What you should do: Locate every line in the material below that has the word "data". Copy each of those lines.

Provided records:
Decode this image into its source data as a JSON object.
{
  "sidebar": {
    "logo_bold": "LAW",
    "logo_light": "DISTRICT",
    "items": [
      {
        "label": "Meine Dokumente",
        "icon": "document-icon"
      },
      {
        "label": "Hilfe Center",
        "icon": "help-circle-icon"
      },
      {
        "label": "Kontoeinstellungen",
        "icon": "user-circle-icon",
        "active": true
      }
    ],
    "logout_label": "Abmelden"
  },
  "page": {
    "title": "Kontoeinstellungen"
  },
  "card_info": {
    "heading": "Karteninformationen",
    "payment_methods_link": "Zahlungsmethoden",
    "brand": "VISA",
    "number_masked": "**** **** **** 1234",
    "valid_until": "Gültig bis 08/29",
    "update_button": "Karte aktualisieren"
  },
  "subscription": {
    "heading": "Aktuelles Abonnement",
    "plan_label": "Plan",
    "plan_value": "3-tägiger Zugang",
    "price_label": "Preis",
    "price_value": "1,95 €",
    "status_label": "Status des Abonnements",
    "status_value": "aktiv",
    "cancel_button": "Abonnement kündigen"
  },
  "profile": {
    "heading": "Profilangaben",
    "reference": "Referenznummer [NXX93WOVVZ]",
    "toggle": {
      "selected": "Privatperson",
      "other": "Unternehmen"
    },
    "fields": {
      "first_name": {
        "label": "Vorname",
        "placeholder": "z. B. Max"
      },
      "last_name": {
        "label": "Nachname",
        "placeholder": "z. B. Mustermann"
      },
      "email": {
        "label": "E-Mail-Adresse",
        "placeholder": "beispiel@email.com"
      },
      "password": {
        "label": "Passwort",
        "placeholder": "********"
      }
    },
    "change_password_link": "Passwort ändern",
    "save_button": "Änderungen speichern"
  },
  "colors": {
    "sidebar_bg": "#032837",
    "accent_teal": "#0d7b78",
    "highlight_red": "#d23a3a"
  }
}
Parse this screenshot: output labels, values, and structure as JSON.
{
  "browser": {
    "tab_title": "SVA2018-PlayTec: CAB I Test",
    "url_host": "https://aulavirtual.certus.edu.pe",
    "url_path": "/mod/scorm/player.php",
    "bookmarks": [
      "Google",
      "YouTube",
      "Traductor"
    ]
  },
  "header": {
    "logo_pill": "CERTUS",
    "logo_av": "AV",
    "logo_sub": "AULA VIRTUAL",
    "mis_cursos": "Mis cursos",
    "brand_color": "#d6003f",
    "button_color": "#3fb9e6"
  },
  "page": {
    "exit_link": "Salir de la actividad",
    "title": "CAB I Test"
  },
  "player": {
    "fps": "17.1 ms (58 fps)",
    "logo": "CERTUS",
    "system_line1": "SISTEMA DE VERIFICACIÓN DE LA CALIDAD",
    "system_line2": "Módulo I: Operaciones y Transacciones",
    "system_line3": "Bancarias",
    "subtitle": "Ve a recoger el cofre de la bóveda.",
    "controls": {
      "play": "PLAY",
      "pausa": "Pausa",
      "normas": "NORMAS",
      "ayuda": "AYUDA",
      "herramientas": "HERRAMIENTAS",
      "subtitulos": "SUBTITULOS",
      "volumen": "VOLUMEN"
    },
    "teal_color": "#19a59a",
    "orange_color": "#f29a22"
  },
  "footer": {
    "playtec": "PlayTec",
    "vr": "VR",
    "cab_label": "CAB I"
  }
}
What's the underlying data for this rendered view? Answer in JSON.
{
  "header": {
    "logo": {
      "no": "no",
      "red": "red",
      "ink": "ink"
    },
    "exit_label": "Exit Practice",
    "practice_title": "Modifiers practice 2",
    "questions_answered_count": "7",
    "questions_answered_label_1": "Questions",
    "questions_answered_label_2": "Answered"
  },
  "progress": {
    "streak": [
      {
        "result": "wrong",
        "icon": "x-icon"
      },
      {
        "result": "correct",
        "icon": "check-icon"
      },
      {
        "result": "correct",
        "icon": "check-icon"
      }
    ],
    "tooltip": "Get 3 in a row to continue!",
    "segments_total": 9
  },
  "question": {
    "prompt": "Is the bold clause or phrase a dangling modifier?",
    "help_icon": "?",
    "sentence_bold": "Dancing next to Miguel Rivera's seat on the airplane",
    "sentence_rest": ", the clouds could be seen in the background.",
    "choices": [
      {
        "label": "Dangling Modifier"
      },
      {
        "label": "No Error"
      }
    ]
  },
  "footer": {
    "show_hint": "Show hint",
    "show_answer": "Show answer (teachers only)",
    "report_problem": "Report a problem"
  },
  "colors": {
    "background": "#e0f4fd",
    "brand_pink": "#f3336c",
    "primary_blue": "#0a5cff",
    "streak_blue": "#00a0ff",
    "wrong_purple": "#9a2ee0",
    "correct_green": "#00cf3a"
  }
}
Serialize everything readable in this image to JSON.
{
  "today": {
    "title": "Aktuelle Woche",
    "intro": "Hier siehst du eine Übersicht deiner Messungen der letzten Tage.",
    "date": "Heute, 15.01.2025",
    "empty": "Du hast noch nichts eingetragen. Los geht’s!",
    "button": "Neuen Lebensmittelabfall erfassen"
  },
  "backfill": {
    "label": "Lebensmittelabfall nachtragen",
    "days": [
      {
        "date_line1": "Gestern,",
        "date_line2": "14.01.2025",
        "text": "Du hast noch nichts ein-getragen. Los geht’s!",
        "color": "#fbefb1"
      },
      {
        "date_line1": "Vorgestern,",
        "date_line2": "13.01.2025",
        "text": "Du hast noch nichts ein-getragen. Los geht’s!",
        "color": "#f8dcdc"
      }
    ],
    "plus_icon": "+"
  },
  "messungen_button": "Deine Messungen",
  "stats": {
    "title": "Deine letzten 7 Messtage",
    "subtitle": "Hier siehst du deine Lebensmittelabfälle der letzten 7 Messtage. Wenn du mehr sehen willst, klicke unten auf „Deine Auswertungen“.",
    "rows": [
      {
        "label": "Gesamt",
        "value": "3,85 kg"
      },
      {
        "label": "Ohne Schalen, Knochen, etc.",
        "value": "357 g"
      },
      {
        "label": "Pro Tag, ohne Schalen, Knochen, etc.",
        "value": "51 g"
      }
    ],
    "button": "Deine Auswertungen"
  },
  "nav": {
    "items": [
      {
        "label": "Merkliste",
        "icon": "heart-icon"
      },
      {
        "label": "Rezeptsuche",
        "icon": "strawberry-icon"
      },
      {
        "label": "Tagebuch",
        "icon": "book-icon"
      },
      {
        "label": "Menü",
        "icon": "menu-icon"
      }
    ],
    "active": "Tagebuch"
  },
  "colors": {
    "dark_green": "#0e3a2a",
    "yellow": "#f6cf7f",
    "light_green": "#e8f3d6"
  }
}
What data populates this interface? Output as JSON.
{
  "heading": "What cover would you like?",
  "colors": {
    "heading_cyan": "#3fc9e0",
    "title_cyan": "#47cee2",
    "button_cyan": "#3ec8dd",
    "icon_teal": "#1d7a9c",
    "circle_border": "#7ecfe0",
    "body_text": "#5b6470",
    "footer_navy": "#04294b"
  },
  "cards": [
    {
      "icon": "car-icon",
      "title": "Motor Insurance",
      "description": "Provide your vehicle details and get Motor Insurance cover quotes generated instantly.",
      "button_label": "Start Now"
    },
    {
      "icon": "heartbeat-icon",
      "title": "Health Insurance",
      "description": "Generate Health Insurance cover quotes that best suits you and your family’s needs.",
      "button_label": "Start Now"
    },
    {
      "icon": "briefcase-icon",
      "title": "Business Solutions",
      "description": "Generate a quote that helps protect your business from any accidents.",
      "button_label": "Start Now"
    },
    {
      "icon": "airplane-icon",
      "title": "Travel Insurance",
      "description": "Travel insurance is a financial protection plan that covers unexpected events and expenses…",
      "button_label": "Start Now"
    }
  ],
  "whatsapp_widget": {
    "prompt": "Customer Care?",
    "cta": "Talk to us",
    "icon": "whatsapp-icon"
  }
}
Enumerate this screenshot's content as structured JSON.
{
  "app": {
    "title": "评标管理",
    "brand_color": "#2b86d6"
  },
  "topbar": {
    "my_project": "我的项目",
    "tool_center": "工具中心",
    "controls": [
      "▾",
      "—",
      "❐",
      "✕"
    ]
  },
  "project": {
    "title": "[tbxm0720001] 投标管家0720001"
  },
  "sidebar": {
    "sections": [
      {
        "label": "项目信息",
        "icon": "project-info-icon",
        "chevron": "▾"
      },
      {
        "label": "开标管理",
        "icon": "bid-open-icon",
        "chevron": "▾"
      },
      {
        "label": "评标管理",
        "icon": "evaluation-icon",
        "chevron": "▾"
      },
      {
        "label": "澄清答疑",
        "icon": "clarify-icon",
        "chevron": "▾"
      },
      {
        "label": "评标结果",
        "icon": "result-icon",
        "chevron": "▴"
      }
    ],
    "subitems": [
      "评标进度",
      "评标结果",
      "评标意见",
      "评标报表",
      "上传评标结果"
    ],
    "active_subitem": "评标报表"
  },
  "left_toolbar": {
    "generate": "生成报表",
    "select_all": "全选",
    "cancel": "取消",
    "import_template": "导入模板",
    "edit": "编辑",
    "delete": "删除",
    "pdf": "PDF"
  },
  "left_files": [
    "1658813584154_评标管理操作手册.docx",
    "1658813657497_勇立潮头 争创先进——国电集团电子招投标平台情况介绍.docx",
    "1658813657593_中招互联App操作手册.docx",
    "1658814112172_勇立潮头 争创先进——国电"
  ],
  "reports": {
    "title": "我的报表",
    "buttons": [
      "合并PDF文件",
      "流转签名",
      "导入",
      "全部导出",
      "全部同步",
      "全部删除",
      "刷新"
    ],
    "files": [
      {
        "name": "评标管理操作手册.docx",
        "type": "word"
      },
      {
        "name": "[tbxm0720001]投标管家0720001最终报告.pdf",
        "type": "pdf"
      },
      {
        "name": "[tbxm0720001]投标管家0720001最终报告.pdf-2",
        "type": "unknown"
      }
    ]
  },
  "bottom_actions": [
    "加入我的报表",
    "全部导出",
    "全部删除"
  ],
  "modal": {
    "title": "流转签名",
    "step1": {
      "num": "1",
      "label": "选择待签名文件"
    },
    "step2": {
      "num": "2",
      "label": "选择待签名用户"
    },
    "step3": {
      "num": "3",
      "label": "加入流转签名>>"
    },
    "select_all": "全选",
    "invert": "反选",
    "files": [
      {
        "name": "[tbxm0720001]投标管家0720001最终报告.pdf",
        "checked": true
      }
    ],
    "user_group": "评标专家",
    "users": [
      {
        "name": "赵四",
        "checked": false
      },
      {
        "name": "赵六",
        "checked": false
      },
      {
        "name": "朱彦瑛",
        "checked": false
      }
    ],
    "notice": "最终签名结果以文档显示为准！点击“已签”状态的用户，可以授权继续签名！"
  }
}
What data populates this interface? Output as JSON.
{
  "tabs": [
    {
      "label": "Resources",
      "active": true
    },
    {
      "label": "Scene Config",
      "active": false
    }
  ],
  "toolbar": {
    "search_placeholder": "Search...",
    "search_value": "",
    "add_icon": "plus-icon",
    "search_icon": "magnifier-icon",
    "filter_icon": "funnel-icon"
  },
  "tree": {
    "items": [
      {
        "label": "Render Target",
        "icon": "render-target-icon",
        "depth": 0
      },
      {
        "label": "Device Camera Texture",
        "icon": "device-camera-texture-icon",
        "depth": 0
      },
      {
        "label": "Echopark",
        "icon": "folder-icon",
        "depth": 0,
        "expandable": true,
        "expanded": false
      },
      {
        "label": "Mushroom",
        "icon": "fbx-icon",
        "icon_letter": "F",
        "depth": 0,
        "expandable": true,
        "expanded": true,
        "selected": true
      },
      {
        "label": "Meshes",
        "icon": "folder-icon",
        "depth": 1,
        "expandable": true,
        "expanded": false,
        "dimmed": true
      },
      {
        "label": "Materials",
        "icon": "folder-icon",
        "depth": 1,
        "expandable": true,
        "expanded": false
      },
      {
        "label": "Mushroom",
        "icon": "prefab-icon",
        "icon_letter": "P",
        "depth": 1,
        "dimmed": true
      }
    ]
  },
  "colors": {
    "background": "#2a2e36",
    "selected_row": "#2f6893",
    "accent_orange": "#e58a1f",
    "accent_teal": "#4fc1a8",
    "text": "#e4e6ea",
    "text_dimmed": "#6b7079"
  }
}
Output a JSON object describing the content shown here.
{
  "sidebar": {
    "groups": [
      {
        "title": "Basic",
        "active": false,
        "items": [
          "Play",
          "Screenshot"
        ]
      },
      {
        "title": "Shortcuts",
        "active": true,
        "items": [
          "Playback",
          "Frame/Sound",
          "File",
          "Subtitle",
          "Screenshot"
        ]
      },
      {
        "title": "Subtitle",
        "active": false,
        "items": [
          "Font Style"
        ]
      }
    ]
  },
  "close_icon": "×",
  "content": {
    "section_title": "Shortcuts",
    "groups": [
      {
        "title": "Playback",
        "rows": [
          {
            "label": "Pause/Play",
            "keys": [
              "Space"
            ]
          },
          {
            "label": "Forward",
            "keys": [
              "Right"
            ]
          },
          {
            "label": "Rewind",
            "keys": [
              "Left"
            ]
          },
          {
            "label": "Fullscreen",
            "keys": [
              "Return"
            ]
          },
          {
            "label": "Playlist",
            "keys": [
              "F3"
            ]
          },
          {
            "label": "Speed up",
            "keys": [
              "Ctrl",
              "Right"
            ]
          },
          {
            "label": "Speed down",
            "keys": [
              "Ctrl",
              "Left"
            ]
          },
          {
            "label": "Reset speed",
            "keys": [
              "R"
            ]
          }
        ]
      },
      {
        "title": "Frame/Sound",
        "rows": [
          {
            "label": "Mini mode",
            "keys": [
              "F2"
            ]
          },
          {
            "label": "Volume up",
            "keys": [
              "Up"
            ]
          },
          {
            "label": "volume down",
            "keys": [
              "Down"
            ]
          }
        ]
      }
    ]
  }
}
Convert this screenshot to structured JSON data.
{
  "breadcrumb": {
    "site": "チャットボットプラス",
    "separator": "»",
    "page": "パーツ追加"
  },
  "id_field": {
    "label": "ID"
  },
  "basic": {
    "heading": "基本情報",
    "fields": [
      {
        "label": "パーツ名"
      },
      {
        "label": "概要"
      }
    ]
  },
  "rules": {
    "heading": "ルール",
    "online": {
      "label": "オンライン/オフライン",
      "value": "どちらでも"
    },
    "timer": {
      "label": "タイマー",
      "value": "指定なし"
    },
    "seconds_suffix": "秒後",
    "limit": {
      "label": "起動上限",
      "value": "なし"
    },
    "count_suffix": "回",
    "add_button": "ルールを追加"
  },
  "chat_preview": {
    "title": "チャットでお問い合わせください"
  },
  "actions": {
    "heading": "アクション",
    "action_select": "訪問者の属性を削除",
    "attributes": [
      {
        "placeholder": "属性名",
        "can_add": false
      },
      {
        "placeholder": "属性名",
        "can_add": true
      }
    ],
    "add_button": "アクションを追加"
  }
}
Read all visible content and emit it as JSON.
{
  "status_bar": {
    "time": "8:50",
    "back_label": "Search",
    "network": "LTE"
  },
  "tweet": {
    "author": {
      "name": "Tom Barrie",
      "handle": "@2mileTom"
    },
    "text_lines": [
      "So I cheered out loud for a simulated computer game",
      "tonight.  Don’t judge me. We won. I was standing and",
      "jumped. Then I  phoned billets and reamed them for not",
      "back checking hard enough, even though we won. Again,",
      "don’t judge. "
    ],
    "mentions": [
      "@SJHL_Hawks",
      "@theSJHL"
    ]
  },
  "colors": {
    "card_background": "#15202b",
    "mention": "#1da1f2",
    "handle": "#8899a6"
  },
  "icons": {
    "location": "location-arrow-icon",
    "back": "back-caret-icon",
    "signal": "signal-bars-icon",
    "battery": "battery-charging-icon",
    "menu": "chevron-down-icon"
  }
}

Completed task:
Decode this image into its source data as a JSON object.
What's the underlying data for this rendered view? Answer in JSON.
What data populates this interface? Output as JSON.
What data populates this interface? Output as JSON.
Convert this screenshot to structured JSON data.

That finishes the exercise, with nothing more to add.